### Written exercise
Write out all of the records precisely. Skip anything that is a picture.

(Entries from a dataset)
>> begin

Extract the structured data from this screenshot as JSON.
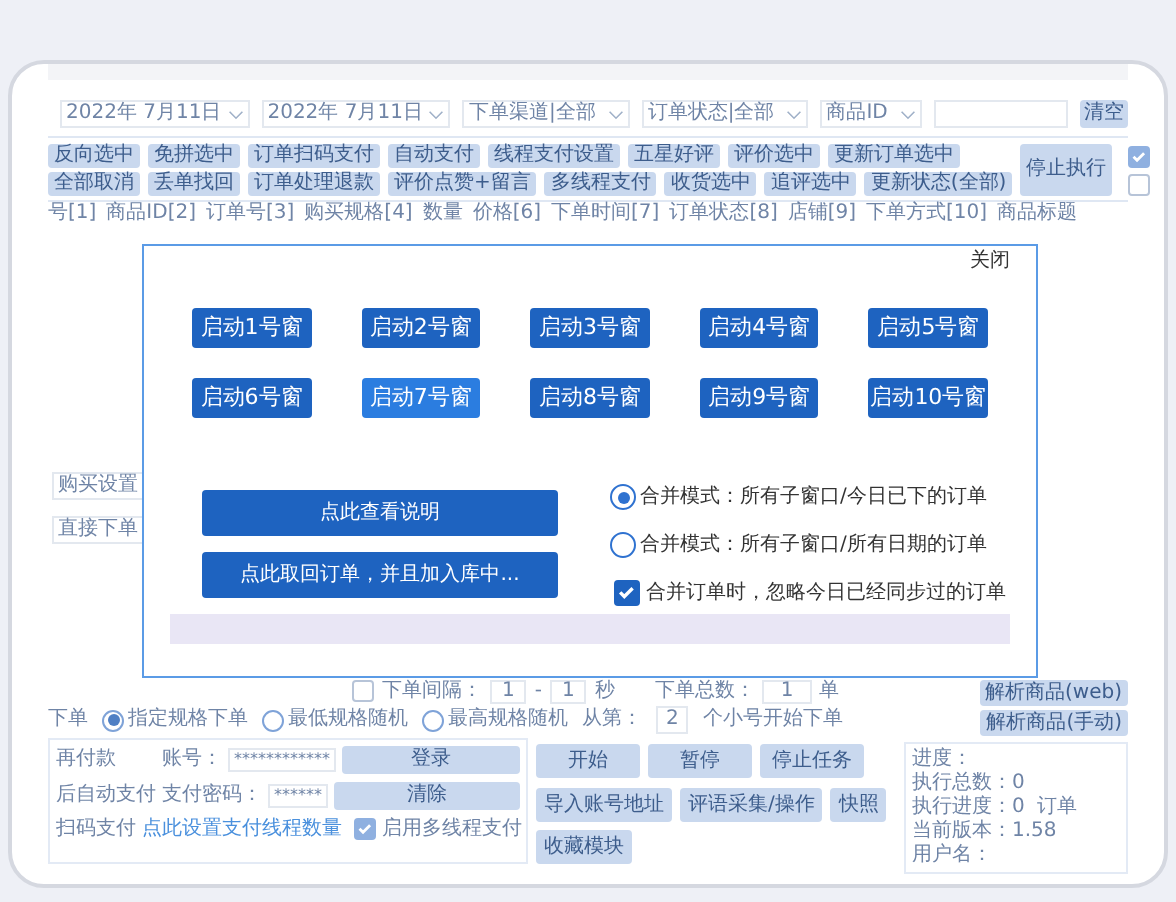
{
  "filters": {
    "date_from": "2022年 7月11日",
    "date_to": "2022年 7月11日",
    "selects": [
      "下单渠道|全部",
      "订单状态|全部",
      "商品ID"
    ],
    "clear_button": "清空"
  },
  "action_buttons": [
    [
      "反向选中",
      "免拼选中",
      "订单扫码支付",
      "自动支付",
      "线程支付设置",
      "五星好评",
      "评价选中",
      "更新订单选中"
    ],
    [
      "全部取消",
      "丢单找回",
      "订单处理退款",
      "评价点赞+留言",
      "多线程支付",
      "收货选中",
      "追评选中",
      "更新状态(全部)"
    ]
  ],
  "stop_button": "停止执行",
  "side_checks": [
    {
      "checked": true
    },
    {
      "checked": false
    }
  ],
  "table": {
    "columns": [
      "号[1]",
      "商品ID[2]",
      "订单号[3]",
      "购买规格[4]",
      "数量",
      "价格[6]",
      "下单时间[7]",
      "订单状态[8]",
      "店铺[9]",
      "下单方式[10]",
      "商品标题"
    ]
  },
  "left_panel": {
    "tab": "购买设置",
    "mode": "直接下单"
  },
  "interval": {
    "checked": false,
    "label": "下单间隔：",
    "from": "1",
    "dash": "-",
    "to": "1",
    "unit": "秒",
    "total_label": "下单总数：",
    "total": "1",
    "total_unit": "单"
  },
  "order_mode_cut_label": "下单",
  "order_modes": [
    {
      "label": "指定规格下单",
      "selected": true
    },
    {
      "label": "最低规格随机",
      "selected": false
    },
    {
      "label": "最高规格随机",
      "selected": false
    }
  ],
  "start_from": {
    "label": "从第：",
    "value": "2",
    "suffix": "个小号开始下单"
  },
  "payment": {
    "labels": [
      "再付款",
      "后自动支付",
      "扫码支付"
    ],
    "account_label": "账号：",
    "account": "************",
    "password_label": "支付密码：",
    "password": "******",
    "login_button": "登录",
    "clear_button": "清除",
    "link": "点此设置支付线程数量",
    "multithread": {
      "label": "启用多线程支付",
      "checked": true
    }
  },
  "control_buttons": [
    [
      "开始",
      "暂停",
      "停止任务"
    ],
    [
      "导入账号地址",
      "评语采集/操作",
      "快照",
      "收藏模块"
    ]
  ],
  "side_buttons": [
    "解析商品(web)",
    "解析商品(手动)"
  ],
  "status": {
    "progress_label": "进度：",
    "total": "执行总数：0",
    "progress": "执行进度：0",
    "orders": "订单",
    "version": "当前版本：1.58",
    "user": "用户名："
  },
  "dialog": {
    "close": "关闭",
    "windows": [
      {
        "label": "启动1号窗",
        "hovered": false
      },
      {
        "label": "启动2号窗",
        "hovered": false
      },
      {
        "label": "启动3号窗",
        "hovered": false
      },
      {
        "label": "启动4号窗",
        "hovered": false
      },
      {
        "label": "启动5号窗",
        "hovered": false
      },
      {
        "label": "启动6号窗",
        "hovered": false
      },
      {
        "label": "启动7号窗",
        "hovered": true
      },
      {
        "label": "启动8号窗",
        "hovered": false
      },
      {
        "label": "启动9号窗",
        "hovered": false
      },
      {
        "label": "启动10号窗",
        "hovered": false
      }
    ],
    "actions": [
      "点此查看说明",
      "点此取回订单，并且加入库中..."
    ],
    "merge_modes": [
      {
        "label": "合并模式：所有子窗口/今日已下的订单",
        "selected": true
      },
      {
        "label": "合并模式：所有子窗口/所有日期的订单",
        "selected": false
      }
    ],
    "ignore_synced": {
      "label": "合并订单时，忽略今日已经同步过的订单",
      "checked": true
    }
  }
}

>> end

### Solution for this exercise
Extract the structured data from this screenshot as JSON.
{
  "filters": {
    "date_from": "2022年 7月11日",
    "date_to": "2022年 7月11日",
    "selects": [
      "下单渠道|全部",
      "订单状态|全部",
      "商品ID"
    ],
    "clear_button": "清空"
  },
  "action_buttons": [
    [
      "反向选中",
      "免拼选中",
      "订单扫码支付",
      "自动支付",
      "线程支付设置",
      "五星好评",
      "评价选中",
      "更新订单选中"
    ],
    [
      "全部取消",
      "丢单找回",
      "订单处理退款",
      "评价点赞+留言",
      "多线程支付",
      "收货选中",
      "追评选中",
      "更新状态(全部)"
    ]
  ],
  "stop_button": "停止执行",
  "side_checks": [
    {
      "checked": true
    },
    {
      "checked": false
    }
  ],
  "table": {
    "columns": [
      "号[1]",
      "商品ID[2]",
      "订单号[3]",
      "购买规格[4]",
      "数量",
      "价格[6]",
      "下单时间[7]",
      "订单状态[8]",
      "店铺[9]",
      "下单方式[10]",
      "商品标题"
    ]
  },
  "left_panel": {
    "tab": "购买设置",
    "mode": "直接下单"
  },
  "interval": {
    "checked": false,
    "label": "下单间隔：",
    "from": "1",
    "dash": "-",
    "to": "1",
    "unit": "秒",
    "total_label": "下单总数：",
    "total": "1",
    "total_unit": "单"
  },
  "order_mode_cut_label": "下单",
  "order_modes": [
    {
      "label": "指定规格下单",
      "selected": true
    },
    {
      "label": "最低规格随机",
      "selected": false
    },
    {
      "label": "最高规格随机",
      "selected": false
    }
  ],
  "start_from": {
    "label": "从第：",
    "value": "2",
    "suffix": "个小号开始下单"
  },
  "payment": {
    "labels": [
      "再付款",
      "后自动支付",
      "扫码支付"
    ],
    "account_label": "账号：",
    "account": "************",
    "password_label": "支付密码：",
    "password": "******",
    "login_button": "登录",
    "clear_button": "清除",
    "link": "点此设置支付线程数量",
    "multithread": {
      "label": "启用多线程支付",
      "checked": true
    }
  },
  "control_buttons": [
    [
      "开始",
      "暂停",
      "停止任务"
    ],
    [
      "导入账号地址",
      "评语采集/操作",
      "快照",
      "收藏模块"
    ]
  ],
  "side_buttons": [
    "解析商品(web)",
    "解析商品(手动)"
  ],
  "status": {
    "progress_label": "进度：",
    "total": "执行总数：0",
    "progress": "执行进度：0",
    "orders": "订单",
    "version": "当前版本：1.58",
    "user": "用户名："
  },
  "dialog": {
    "close": "关闭",
    "windows": [
      {
        "label": "启动1号窗",
        "hovered": false
      },
      {
        "label": "启动2号窗",
        "hovered": false
      },
      {
        "label": "启动3号窗",
        "hovered": false
      },
      {
        "label": "启动4号窗",
        "hovered": false
      },
      {
        "label": "启动5号窗",
        "hovered": false
      },
      {
        "label": "启动6号窗",
        "hovered": false
      },
      {
        "label": "启动7号窗",
        "hovered": true
      },
      {
        "label": "启动8号窗",
        "hovered": false
      },
      {
        "label": "启动9号窗",
        "hovered": false
      },
      {
        "label": "启动10号窗",
        "hovered": false
      }
    ],
    "actions": [
      "点此查看说明",
      "点此取回订单，并且加入库中..."
    ],
    "merge_modes": [
      {
        "label": "合并模式：所有子窗口/今日已下的订单",
        "selected": true
      },
      {
        "label": "合并模式：所有子窗口/所有日期的订单",
        "selected": false
      }
    ],
    "ignore_synced": {
      "label": "合并订单时，忽略今日已经同步过的订单",
      "checked": true
    }
  }
}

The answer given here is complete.